-------- Provided data --------

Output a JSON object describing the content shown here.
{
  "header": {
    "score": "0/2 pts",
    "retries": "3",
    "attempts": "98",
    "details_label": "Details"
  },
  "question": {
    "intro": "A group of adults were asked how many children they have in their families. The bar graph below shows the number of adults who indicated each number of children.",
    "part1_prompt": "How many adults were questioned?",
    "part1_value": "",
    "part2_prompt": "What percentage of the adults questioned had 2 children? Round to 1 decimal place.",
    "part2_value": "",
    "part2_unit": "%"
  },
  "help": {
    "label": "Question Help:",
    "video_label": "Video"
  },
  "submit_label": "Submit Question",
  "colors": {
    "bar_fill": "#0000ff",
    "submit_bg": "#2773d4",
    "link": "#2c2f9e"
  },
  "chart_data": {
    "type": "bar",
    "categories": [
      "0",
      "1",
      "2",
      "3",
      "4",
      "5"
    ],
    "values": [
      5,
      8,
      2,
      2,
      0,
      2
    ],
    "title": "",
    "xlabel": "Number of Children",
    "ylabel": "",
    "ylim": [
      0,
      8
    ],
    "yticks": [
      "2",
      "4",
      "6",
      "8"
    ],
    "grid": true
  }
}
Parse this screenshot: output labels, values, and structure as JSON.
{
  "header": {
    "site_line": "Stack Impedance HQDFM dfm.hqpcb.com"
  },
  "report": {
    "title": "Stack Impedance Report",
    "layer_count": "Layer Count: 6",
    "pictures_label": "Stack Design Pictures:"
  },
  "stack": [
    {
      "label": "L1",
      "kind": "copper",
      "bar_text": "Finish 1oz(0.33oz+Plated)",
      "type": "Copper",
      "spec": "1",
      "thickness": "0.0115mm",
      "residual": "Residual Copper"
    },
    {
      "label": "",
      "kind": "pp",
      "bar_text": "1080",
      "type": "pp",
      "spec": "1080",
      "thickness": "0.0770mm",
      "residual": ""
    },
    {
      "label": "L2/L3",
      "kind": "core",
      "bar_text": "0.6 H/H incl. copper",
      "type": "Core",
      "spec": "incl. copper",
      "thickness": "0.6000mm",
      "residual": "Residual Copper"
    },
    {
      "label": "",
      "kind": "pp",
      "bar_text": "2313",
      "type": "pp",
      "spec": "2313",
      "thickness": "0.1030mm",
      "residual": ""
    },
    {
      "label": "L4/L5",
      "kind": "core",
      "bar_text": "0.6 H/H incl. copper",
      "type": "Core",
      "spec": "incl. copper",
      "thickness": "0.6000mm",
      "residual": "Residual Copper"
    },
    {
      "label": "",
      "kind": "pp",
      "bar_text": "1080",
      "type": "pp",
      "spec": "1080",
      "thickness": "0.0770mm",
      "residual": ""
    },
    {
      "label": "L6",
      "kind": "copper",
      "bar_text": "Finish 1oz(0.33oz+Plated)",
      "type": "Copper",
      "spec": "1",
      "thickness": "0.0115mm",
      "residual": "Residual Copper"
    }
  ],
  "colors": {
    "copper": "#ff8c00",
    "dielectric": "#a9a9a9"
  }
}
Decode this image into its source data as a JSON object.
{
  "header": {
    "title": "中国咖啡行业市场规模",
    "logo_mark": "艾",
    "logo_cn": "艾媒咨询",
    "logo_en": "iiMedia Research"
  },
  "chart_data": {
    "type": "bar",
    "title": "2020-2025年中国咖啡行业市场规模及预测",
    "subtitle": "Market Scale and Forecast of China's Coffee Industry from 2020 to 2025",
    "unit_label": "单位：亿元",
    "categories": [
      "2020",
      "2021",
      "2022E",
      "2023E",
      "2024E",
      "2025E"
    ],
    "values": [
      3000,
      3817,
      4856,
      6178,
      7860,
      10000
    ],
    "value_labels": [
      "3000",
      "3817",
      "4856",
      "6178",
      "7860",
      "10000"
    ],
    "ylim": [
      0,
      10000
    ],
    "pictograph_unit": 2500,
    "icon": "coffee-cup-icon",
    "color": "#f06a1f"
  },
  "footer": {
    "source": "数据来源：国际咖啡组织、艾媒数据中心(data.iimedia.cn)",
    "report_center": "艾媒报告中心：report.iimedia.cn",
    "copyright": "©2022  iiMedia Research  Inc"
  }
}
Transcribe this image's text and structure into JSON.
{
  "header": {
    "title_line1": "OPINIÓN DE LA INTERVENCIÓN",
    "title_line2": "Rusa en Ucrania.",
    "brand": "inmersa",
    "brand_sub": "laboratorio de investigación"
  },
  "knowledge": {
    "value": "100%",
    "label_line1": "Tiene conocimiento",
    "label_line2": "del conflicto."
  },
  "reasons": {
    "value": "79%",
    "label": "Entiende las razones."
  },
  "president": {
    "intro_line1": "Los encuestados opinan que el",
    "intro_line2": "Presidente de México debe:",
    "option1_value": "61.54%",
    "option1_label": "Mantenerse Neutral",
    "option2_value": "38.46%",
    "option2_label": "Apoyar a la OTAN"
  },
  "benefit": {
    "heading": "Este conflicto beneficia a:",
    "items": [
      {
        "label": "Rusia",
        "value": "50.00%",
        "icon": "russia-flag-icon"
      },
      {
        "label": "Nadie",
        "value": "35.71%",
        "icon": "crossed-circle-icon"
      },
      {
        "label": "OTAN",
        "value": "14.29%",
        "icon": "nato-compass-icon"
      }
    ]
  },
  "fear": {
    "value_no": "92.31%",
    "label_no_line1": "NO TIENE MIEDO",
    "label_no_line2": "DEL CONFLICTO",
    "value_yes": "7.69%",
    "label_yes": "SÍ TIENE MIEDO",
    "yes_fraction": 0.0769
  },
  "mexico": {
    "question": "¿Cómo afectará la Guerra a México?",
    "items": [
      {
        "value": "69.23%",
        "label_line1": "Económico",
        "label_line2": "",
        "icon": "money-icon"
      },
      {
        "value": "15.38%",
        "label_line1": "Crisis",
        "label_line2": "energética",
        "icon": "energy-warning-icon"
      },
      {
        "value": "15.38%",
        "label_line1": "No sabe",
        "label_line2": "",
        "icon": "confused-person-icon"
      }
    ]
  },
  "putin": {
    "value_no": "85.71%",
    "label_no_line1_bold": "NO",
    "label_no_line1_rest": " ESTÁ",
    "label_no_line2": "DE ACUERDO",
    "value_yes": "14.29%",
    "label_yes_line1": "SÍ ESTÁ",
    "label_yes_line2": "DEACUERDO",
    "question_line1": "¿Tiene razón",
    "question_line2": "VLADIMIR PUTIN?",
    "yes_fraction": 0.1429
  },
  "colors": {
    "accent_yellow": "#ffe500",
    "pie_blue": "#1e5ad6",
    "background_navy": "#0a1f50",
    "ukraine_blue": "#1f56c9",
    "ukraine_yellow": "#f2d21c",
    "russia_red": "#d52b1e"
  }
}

--------

Task
Search the listing above for the string "this". Copy every line that contains it.

Written solution
Parse this screenshot: output labels, values, and structure as JSON.
Decode this image into its source data as a JSON object.
Transcribe this image's text and structure into JSON.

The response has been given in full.